## Aim of the exercise:
Please write out the material that follows, exactly as it stands.

--- Exercise materials ---

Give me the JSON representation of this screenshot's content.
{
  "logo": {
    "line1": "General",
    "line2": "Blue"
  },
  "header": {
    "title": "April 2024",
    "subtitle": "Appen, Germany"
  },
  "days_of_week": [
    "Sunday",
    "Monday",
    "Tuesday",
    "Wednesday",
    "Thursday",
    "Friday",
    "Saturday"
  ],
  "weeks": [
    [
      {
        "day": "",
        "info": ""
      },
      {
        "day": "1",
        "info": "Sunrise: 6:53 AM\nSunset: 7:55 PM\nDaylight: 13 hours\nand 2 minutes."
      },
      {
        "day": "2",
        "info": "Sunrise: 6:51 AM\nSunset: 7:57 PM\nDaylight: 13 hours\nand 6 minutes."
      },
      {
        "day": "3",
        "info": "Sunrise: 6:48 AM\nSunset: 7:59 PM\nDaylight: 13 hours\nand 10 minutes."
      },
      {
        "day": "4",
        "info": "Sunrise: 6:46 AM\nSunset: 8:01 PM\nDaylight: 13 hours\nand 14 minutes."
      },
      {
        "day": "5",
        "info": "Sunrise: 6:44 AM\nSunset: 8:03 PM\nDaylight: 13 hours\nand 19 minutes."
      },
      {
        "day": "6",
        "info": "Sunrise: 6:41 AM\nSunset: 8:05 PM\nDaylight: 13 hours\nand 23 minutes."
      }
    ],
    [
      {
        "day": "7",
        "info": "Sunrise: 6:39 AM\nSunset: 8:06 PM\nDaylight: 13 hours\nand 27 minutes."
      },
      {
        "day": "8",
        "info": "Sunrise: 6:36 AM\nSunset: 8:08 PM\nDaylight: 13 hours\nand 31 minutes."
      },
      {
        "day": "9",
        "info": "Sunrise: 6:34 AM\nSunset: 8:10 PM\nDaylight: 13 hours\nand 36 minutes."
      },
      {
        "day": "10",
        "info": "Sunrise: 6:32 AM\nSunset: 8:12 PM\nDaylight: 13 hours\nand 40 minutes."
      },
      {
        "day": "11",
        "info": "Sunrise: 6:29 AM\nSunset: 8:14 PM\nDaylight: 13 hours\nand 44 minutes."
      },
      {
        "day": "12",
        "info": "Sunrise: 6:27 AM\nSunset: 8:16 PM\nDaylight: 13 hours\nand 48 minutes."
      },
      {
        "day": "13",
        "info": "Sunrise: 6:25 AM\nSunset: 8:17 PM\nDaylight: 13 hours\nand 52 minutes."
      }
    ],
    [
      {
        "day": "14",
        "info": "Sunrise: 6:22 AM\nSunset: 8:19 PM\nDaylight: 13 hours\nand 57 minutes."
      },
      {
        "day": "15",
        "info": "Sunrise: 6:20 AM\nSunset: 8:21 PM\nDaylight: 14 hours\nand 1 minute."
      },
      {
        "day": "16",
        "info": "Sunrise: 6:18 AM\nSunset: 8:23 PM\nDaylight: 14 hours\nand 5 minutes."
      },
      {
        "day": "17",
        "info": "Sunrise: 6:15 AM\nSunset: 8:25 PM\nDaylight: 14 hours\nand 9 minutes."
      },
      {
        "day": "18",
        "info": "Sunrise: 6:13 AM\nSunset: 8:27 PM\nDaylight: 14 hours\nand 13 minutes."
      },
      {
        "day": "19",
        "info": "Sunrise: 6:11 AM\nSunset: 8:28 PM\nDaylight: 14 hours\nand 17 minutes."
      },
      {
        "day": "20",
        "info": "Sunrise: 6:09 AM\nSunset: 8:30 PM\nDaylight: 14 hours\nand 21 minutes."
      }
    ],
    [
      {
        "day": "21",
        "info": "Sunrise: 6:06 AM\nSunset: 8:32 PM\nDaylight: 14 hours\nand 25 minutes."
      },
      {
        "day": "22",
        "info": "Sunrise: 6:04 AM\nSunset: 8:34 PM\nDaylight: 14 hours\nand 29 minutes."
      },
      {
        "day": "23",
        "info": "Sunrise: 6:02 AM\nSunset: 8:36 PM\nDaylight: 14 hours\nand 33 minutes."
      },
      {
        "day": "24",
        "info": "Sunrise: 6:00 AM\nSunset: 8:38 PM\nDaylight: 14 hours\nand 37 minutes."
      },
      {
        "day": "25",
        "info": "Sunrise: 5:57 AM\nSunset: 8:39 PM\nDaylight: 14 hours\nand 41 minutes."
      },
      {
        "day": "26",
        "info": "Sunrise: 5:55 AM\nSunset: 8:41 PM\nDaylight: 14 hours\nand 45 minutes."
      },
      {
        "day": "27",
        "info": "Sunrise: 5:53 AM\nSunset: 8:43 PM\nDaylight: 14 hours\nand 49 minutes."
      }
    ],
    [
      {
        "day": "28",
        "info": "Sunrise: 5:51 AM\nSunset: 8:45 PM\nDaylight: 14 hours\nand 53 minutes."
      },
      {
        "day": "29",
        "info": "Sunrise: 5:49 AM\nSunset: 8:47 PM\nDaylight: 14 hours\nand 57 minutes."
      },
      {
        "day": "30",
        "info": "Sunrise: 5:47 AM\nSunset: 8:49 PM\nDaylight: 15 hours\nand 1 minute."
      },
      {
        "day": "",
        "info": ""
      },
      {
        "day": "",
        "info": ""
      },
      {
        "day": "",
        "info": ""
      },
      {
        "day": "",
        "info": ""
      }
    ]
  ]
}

---

## Solution:
Give me the JSON representation of this screenshot's content.
{
  "logo": {
    "line1": "General",
    "line2": "Blue"
  },
  "header": {
    "title": "April 2024",
    "subtitle": "Appen, Germany"
  },
  "days_of_week": [
    "Sunday",
    "Monday",
    "Tuesday",
    "Wednesday",
    "Thursday",
    "Friday",
    "Saturday"
  ],
  "weeks": [
    [
      {
        "day": "",
        "info": ""
      },
      {
        "day": "1",
        "info": "Sunrise: 6:53 AM\nSunset: 7:55 PM\nDaylight: 13 hours\nand 2 minutes."
      },
      {
        "day": "2",
        "info": "Sunrise: 6:51 AM\nSunset: 7:57 PM\nDaylight: 13 hours\nand 6 minutes."
      },
      {
        "day": "3",
        "info": "Sunrise: 6:48 AM\nSunset: 7:59 PM\nDaylight: 13 hours\nand 10 minutes."
      },
      {
        "day": "4",
        "info": "Sunrise: 6:46 AM\nSunset: 8:01 PM\nDaylight: 13 hours\nand 14 minutes."
      },
      {
        "day": "5",
        "info": "Sunrise: 6:44 AM\nSunset: 8:03 PM\nDaylight: 13 hours\nand 19 minutes."
      },
      {
        "day": "6",
        "info": "Sunrise: 6:41 AM\nSunset: 8:05 PM\nDaylight: 13 hours\nand 23 minutes."
      }
    ],
    [
      {
        "day": "7",
        "info": "Sunrise: 6:39 AM\nSunset: 8:06 PM\nDaylight: 13 hours\nand 27 minutes."
      },
      {
        "day": "8",
        "info": "Sunrise: 6:36 AM\nSunset: 8:08 PM\nDaylight: 13 hours\nand 31 minutes."
      },
      {
        "day": "9",
        "info": "Sunrise: 6:34 AM\nSunset: 8:10 PM\nDaylight: 13 hours\nand 36 minutes."
      },
      {
        "day": "10",
        "info": "Sunrise: 6:32 AM\nSunset: 8:12 PM\nDaylight: 13 hours\nand 40 minutes."
      },
      {
        "day": "11",
        "info": "Sunrise: 6:29 AM\nSunset: 8:14 PM\nDaylight: 13 hours\nand 44 minutes."
      },
      {
        "day": "12",
        "info": "Sunrise: 6:27 AM\nSunset: 8:16 PM\nDaylight: 13 hours\nand 48 minutes."
      },
      {
        "day": "13",
        "info": "Sunrise: 6:25 AM\nSunset: 8:17 PM\nDaylight: 13 hours\nand 52 minutes."
      }
    ],
    [
      {
        "day": "14",
        "info": "Sunrise: 6:22 AM\nSunset: 8:19 PM\nDaylight: 13 hours\nand 57 minutes."
      },
      {
        "day": "15",
        "info": "Sunrise: 6:20 AM\nSunset: 8:21 PM\nDaylight: 14 hours\nand 1 minute."
      },
      {
        "day": "16",
        "info": "Sunrise: 6:18 AM\nSunset: 8:23 PM\nDaylight: 14 hours\nand 5 minutes."
      },
      {
        "day": "17",
        "info": "Sunrise: 6:15 AM\nSunset: 8:25 PM\nDaylight: 14 hours\nand 9 minutes."
      },
      {
        "day": "18",
        "info": "Sunrise: 6:13 AM\nSunset: 8:27 PM\nDaylight: 14 hours\nand 13 minutes."
      },
      {
        "day": "19",
        "info": "Sunrise: 6:11 AM\nSunset: 8:28 PM\nDaylight: 14 hours\nand 17 minutes."
      },
      {
        "day": "20",
        "info": "Sunrise: 6:09 AM\nSunset: 8:30 PM\nDaylight: 14 hours\nand 21 minutes."
      }
    ],
    [
      {
        "day": "21",
        "info": "Sunrise: 6:06 AM\nSunset: 8:32 PM\nDaylight: 14 hours\nand 25 minutes."
      },
      {
        "day": "22",
        "info": "Sunrise: 6:04 AM\nSunset: 8:34 PM\nDaylight: 14 hours\nand 29 minutes."
      },
      {
        "day": "23",
        "info": "Sunrise: 6:02 AM\nSunset: 8:36 PM\nDaylight: 14 hours\nand 33 minutes."
      },
      {
        "day": "24",
        "info": "Sunrise: 6:00 AM\nSunset: 8:38 PM\nDaylight: 14 hours\nand 37 minutes."
      },
      {
        "day": "25",
        "info": "Sunrise: 5:57 AM\nSunset: 8:39 PM\nDaylight: 14 hours\nand 41 minutes."
      },
      {
        "day": "26",
        "info": "Sunrise: 5:55 AM\nSunset: 8:41 PM\nDaylight: 14 hours\nand 45 minutes."
      },
      {
        "day": "27",
        "info": "Sunrise: 5:53 AM\nSunset: 8:43 PM\nDaylight: 14 hours\nand 49 minutes."
      }
    ],
    [
      {
        "day": "28",
        "info": "Sunrise: 5:51 AM\nSunset: 8:45 PM\nDaylight: 14 hours\nand 53 minutes."
      },
      {
        "day": "29",
        "info": "Sunrise: 5:49 AM\nSunset: 8:47 PM\nDaylight: 14 hours\nand 57 minutes."
      },
      {
        "day": "30",
        "info": "Sunrise: 5:47 AM\nSunset: 8:49 PM\nDaylight: 15 hours\nand 1 minute."
      },
      {
        "day": "",
        "info": ""
      },
      {
        "day": "",
        "info": ""
      },
      {
        "day": "",
        "info": ""
      },
      {
        "day": "",
        "info": ""
      }
    ]
  ]
}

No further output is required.